Transcribe the full listing exactly, and drop every picture.

⟨

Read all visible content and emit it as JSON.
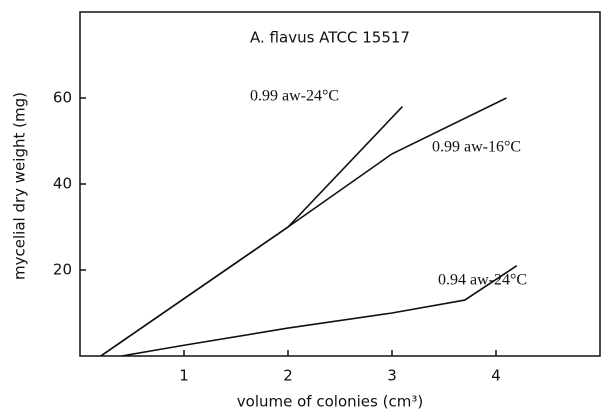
{
  "chart_data": {
    "type": "line",
    "title": "A. flavus ATCC 15517",
    "x_label": "volume of colonies (cm³)",
    "y_label": "mycelial dry weight (mg)",
    "xlim": [
      0,
      5
    ],
    "ylim": [
      0,
      80
    ],
    "xticks": [
      1,
      2,
      3,
      4
    ],
    "yticks": [
      20,
      40,
      60
    ],
    "series": [
      {
        "name": "0.99 aw-24°C",
        "color": "#111111",
        "x": [
          0.2,
          2,
          3.1
        ],
        "values": [
          0,
          30,
          58
        ]
      },
      {
        "name": "0.99 aw-16°C",
        "color": "#111111",
        "x": [
          0.2,
          2,
          3,
          4.1
        ],
        "values": [
          0,
          30,
          47,
          60
        ]
      },
      {
        "name": "0.94 aw-24°C",
        "color": "#111111",
        "x": [
          0.4,
          1,
          2,
          3,
          3.7,
          4.2
        ],
        "values": [
          0,
          2.5,
          6.5,
          10,
          13,
          21
        ]
      }
    ]
  }
}
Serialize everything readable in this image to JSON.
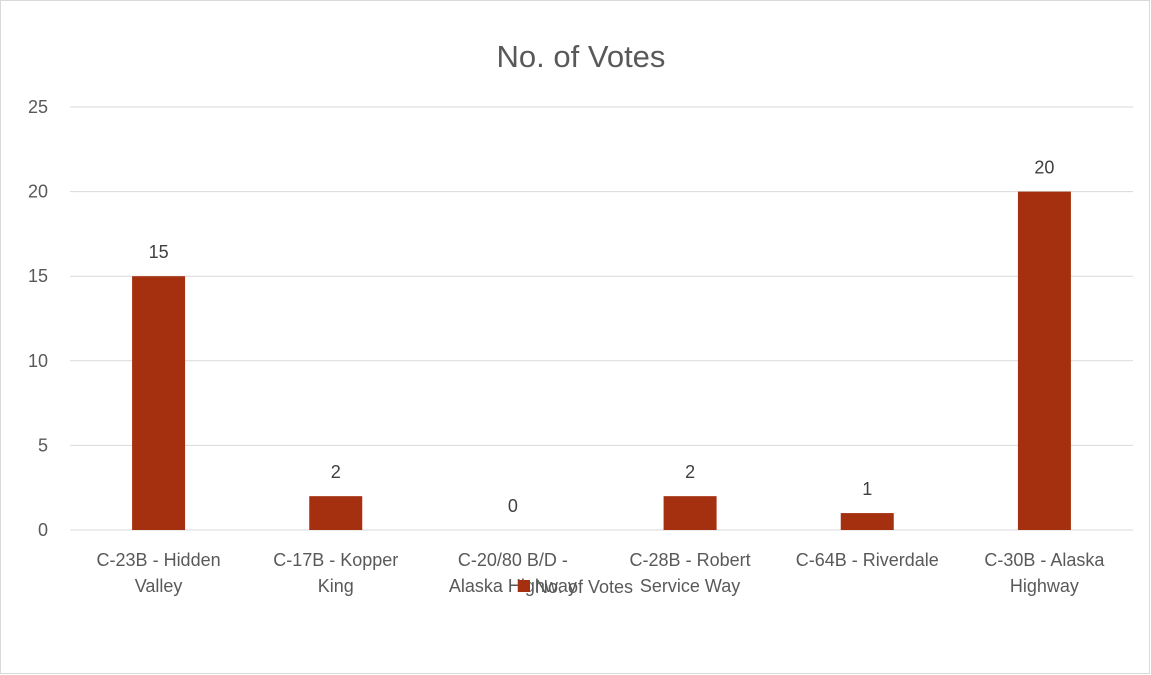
{
  "chart_data": {
    "type": "bar",
    "title": "No. of Votes",
    "categories": [
      [
        "C-23B - Hidden",
        "Valley"
      ],
      [
        "C-17B - Kopper",
        "King"
      ],
      [
        "C-20/80 B/D -",
        "Alaska Highway"
      ],
      [
        "C-28B - Robert",
        "Service Way"
      ],
      [
        "C-64B - Riverdale"
      ],
      [
        "C-30B - Alaska",
        "Highway"
      ]
    ],
    "series": [
      {
        "name": "No. of Votes",
        "values": [
          15,
          2,
          0,
          2,
          1,
          20
        ],
        "color": "#a5300f"
      }
    ],
    "ylim": [
      0,
      25
    ],
    "yticks": [
      0,
      5,
      10,
      15,
      20,
      25
    ],
    "grid": true,
    "data_labels": true,
    "legend": "bottom",
    "gridline_color": "#d9d9d9"
  }
}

⟩

RESPONSE TO THE EXERCISE
Read all visible content and emit it as JSON.
{
  "chart_data": {
    "type": "line",
    "title": "A. flavus ATCC 15517",
    "x_label": "volume of colonies (cm³)",
    "y_label": "mycelial dry weight (mg)",
    "xlim": [
      0,
      5
    ],
    "ylim": [
      0,
      80
    ],
    "xticks": [
      1,
      2,
      3,
      4
    ],
    "yticks": [
      20,
      40,
      60
    ],
    "series": [
      {
        "name": "0.99 aw-24°C",
        "color": "#111111",
        "x": [
          0.2,
          2,
          3.1
        ],
        "values": [
          0,
          30,
          58
        ]
      },
      {
        "name": "0.99 aw-16°C",
        "color": "#111111",
        "x": [
          0.2,
          2,
          3,
          4.1
        ],
        "values": [
          0,
          30,
          47,
          60
        ]
      },
      {
        "name": "0.94 aw-24°C",
        "color": "#111111",
        "x": [
          0.4,
          1,
          2,
          3,
          3.7,
          4.2
        ],
        "values": [
          0,
          2.5,
          6.5,
          10,
          13,
          21
        ]
      }
    ]
  }
}
Serialize everything readable in this image to JSON.
{
  "chart_data": {
    "type": "bar",
    "title": "No. of Votes",
    "categories": [
      [
        "C-23B - Hidden",
        "Valley"
      ],
      [
        "C-17B - Kopper",
        "King"
      ],
      [
        "C-20/80 B/D -",
        "Alaska Highway"
      ],
      [
        "C-28B - Robert",
        "Service Way"
      ],
      [
        "C-64B - Riverdale"
      ],
      [
        "C-30B - Alaska",
        "Highway"
      ]
    ],
    "series": [
      {
        "name": "No. of Votes",
        "values": [
          15,
          2,
          0,
          2,
          1,
          20
        ],
        "color": "#a5300f"
      }
    ],
    "ylim": [
      0,
      25
    ],
    "yticks": [
      0,
      5,
      10,
      15,
      20,
      25
    ],
    "grid": true,
    "data_labels": true,
    "legend": "bottom",
    "gridline_color": "#d9d9d9"
  }
}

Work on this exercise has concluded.